___ Records shown ___

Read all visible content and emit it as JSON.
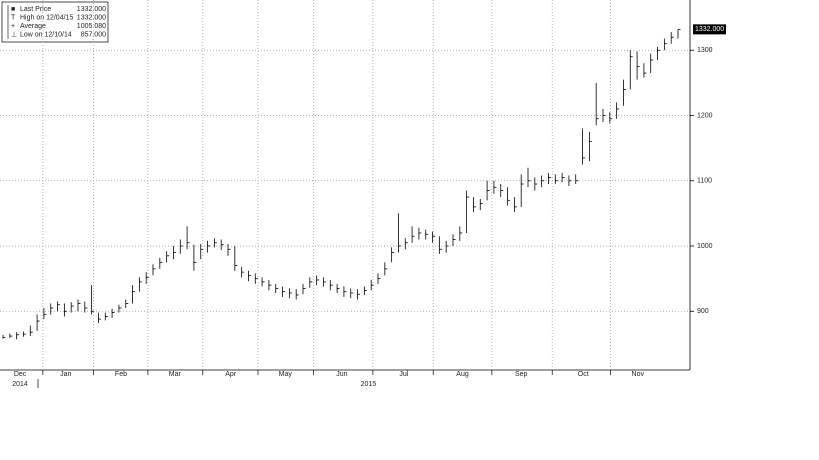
{
  "chart_data": {
    "type": "ohlc",
    "legend": [
      {
        "name": "Last Price",
        "value": "1332.000"
      },
      {
        "name": "High on 12/04/15",
        "value": "1332.000"
      },
      {
        "name": "Average",
        "value": "1005.080"
      },
      {
        "name": "Low on 12/10/14",
        "value": "857.000"
      }
    ],
    "last_price_label": "1332.000",
    "years": [
      {
        "value": 2.5,
        "label": "2014"
      },
      {
        "value": 53.6,
        "label": "2015"
      }
    ],
    "xticks": [
      {
        "value": 2.5,
        "label": "Dec"
      },
      {
        "value": 9.2,
        "label": "Jan"
      },
      {
        "value": 17.3,
        "label": "Feb"
      },
      {
        "value": 25.2,
        "label": "Mar"
      },
      {
        "value": 33.4,
        "label": "Apr"
      },
      {
        "value": 41.4,
        "label": "May"
      },
      {
        "value": 49.7,
        "label": "Jun"
      },
      {
        "value": 58.8,
        "label": "Jul"
      },
      {
        "value": 67.4,
        "label": "Aug"
      },
      {
        "value": 76,
        "label": "Sep"
      },
      {
        "value": 85.1,
        "label": "Oct"
      },
      {
        "value": 93.1,
        "label": "Nov"
      }
    ],
    "xlim": [
      0,
      99
    ],
    "ylim": [
      810,
      1377
    ],
    "yticks": [
      900,
      1000,
      1100,
      1200,
      1300
    ],
    "grid": true,
    "color": "#000000",
    "values": [
      860,
      862,
      864,
      865,
      868,
      885,
      895,
      905,
      910,
      900,
      908,
      912,
      905,
      900,
      888,
      892,
      898,
      905,
      912,
      930,
      945,
      952,
      965,
      975,
      985,
      990,
      1000,
      1005,
      975,
      995,
      1000,
      1005,
      1002,
      995,
      970,
      960,
      955,
      950,
      945,
      940,
      935,
      930,
      928,
      925,
      935,
      945,
      948,
      945,
      940,
      935,
      930,
      928,
      926,
      932,
      940,
      950,
      965,
      990,
      1000,
      1005,
      1015,
      1020,
      1018,
      1015,
      995,
      1000,
      1010,
      1020,
      1075,
      1060,
      1065,
      1085,
      1090,
      1085,
      1070,
      1060,
      1095,
      1100,
      1095,
      1100,
      1105,
      1100,
      1105,
      1100,
      1100,
      1135,
      1160,
      1195,
      1200,
      1195,
      1210,
      1240,
      1290,
      1275,
      1265,
      1285,
      1300,
      1310,
      1320,
      1332
    ],
    "high": [
      864,
      866,
      868,
      869,
      878,
      895,
      905,
      912,
      915,
      912,
      914,
      918,
      915,
      940,
      898,
      898,
      904,
      910,
      918,
      940,
      952,
      960,
      972,
      982,
      992,
      1000,
      1010,
      1030,
      1002,
      1003,
      1008,
      1012,
      1010,
      1003,
      1000,
      968,
      962,
      958,
      952,
      948,
      942,
      938,
      935,
      934,
      942,
      952,
      955,
      952,
      948,
      942,
      938,
      935,
      934,
      938,
      948,
      958,
      975,
      998,
      1050,
      1012,
      1030,
      1028,
      1025,
      1022,
      1015,
      1008,
      1018,
      1030,
      1085,
      1075,
      1072,
      1100,
      1100,
      1095,
      1090,
      1075,
      1110,
      1120,
      1105,
      1108,
      1112,
      1110,
      1112,
      1108,
      1110,
      1180,
      1175,
      1250,
      1210,
      1205,
      1220,
      1255,
      1300,
      1298,
      1280,
      1295,
      1305,
      1318,
      1328,
      1332
    ],
    "low": [
      858,
      859,
      857,
      861,
      862,
      870,
      888,
      895,
      900,
      892,
      898,
      900,
      898,
      895,
      882,
      886,
      890,
      898,
      905,
      912,
      930,
      942,
      955,
      965,
      975,
      980,
      988,
      995,
      962,
      980,
      990,
      998,
      994,
      985,
      962,
      952,
      946,
      942,
      938,
      932,
      928,
      922,
      920,
      918,
      926,
      936,
      940,
      938,
      932,
      928,
      922,
      920,
      918,
      925,
      932,
      942,
      955,
      975,
      990,
      995,
      1005,
      1010,
      1010,
      1005,
      988,
      990,
      1000,
      1008,
      1020,
      1052,
      1055,
      1070,
      1080,
      1075,
      1062,
      1052,
      1060,
      1090,
      1085,
      1090,
      1095,
      1095,
      1098,
      1092,
      1095,
      1125,
      1130,
      1185,
      1190,
      1188,
      1195,
      1215,
      1240,
      1255,
      1258,
      1265,
      1285,
      1300,
      1310,
      1318
    ]
  }
}
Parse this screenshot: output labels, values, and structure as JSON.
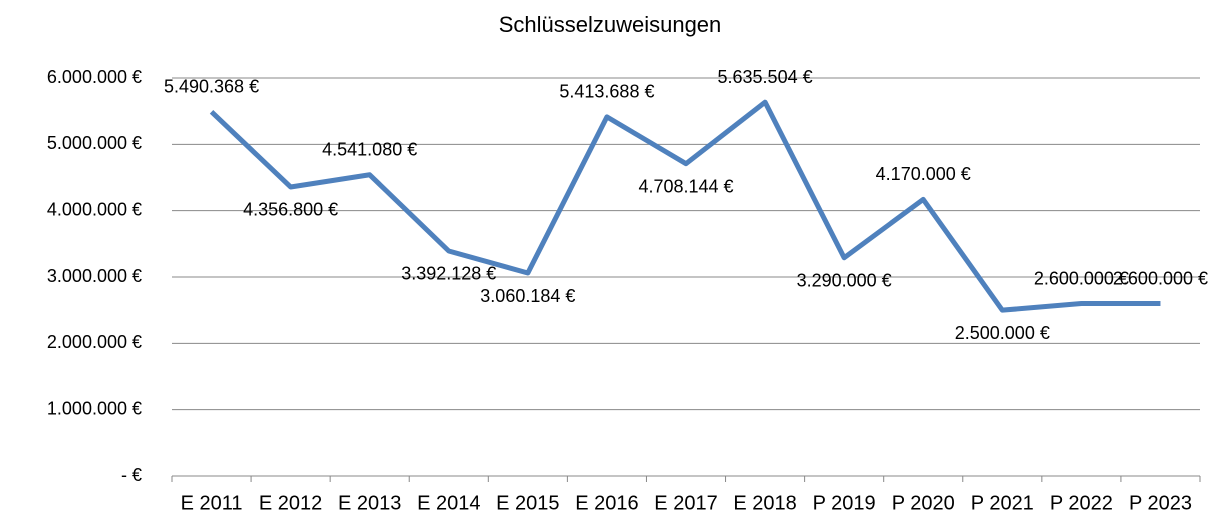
{
  "chart_data": {
    "type": "line",
    "title": "Schlüsselzuweisungen",
    "categories": [
      "E 2011",
      "E 2012",
      "E 2013",
      "E 2014",
      "E 2015",
      "E 2016",
      "E 2017",
      "E 2018",
      "P 2019",
      "P 2020",
      "P 2021",
      "P 2022",
      "P 2023"
    ],
    "series": [
      {
        "name": "Schlüsselzuweisungen",
        "color": "#4f81bd",
        "values": [
          5490368,
          4356800,
          4541080,
          3392128,
          3060184,
          5413688,
          4708144,
          5635504,
          3290000,
          4170000,
          2500000,
          2600000,
          2600000
        ],
        "value_labels": [
          "5.490.368 €",
          "4.356.800 €",
          "4.541.080 €",
          "3.392.128 €",
          "3.060.184 €",
          "5.413.688 €",
          "4.708.144 €",
          "5.635.504 €",
          "3.290.000 €",
          "4.170.000 €",
          "2.500.000 €",
          "2.600.000 €",
          "2.600.000 €"
        ]
      }
    ],
    "ylim": [
      0,
      6000000
    ],
    "yticks": [
      {
        "value": 0,
        "label": "-   €"
      },
      {
        "value": 1000000,
        "label": "1.000.000 €"
      },
      {
        "value": 2000000,
        "label": "2.000.000 €"
      },
      {
        "value": 3000000,
        "label": "3.000.000 €"
      },
      {
        "value": 4000000,
        "label": "4.000.000 €"
      },
      {
        "value": 5000000,
        "label": "5.000.000 €"
      },
      {
        "value": 6000000,
        "label": "6.000.000 €"
      }
    ],
    "grid": true
  }
}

___

Given exercise – Go through the records and gather the lines that hold "Schlüsselzuweisungen".

Full response –
    "title": "Schlüsselzuweisungen",
        "name": "Schlüsselzuweisungen",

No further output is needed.